Do this => From the entries provided below, copy each line that contains the word "중하탑츠".

Stored records =>
---*---

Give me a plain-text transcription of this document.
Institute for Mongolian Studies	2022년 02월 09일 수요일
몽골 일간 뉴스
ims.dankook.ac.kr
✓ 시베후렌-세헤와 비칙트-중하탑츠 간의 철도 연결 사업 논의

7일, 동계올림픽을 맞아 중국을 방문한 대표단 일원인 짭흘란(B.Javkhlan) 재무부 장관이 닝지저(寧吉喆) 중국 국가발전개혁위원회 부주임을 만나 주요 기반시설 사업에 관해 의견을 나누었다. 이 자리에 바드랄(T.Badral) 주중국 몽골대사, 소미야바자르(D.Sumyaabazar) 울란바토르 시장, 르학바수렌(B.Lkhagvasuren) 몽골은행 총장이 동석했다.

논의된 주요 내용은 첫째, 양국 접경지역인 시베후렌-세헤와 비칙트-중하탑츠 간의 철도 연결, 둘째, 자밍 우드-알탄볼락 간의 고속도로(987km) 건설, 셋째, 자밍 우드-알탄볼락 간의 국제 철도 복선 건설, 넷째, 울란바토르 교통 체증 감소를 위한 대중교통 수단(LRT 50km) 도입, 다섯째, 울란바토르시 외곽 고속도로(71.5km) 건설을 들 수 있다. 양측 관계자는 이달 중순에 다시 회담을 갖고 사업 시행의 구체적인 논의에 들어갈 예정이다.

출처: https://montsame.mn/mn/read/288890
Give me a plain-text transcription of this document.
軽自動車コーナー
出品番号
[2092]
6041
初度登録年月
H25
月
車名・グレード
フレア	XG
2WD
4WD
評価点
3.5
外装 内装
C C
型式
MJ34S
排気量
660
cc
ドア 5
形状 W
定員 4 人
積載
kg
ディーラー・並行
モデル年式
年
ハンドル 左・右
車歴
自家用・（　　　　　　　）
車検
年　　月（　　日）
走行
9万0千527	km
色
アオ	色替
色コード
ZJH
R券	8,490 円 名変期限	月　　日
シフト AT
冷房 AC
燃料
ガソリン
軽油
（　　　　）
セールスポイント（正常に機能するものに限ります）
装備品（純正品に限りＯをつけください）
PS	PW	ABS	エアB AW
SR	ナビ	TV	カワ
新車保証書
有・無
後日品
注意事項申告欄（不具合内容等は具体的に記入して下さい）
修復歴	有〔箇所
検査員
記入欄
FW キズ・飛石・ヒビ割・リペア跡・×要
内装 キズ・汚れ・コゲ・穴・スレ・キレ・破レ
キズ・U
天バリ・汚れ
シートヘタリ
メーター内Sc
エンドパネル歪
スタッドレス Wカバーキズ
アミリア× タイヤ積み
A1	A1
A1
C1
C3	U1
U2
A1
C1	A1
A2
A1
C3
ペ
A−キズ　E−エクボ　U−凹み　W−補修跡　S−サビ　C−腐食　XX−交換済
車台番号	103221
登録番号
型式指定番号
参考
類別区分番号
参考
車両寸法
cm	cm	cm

---*---

Exercise result =>
✓ 시베후렌-세헤와 비칙트-중하탑츠 간의 철도 연결 사업 논의
논의된 주요 내용은 첫째, 양국 접경지역인 시베후렌-세헤와 비칙트-중하탑츠 간의 철도 연결, 둘째, 자밍 우드-알탄볼락 간의 고속도로(987km) 건설, 셋째, 자밍 우드-알탄볼락 간의 국제 철도 복선 건설, 넷째, 울란바토르 교통 체증 감소를 위한 대중교통 수단(LRT 50km) 도입, 다섯째, 울란바토르시 외곽 고속도로(71.5km) 건설을 들 수 있다. 양측 관계자는 이달 중순에 다시 회담을 갖고 사업 시행의 구체적인 논의에 들어갈 예정이다.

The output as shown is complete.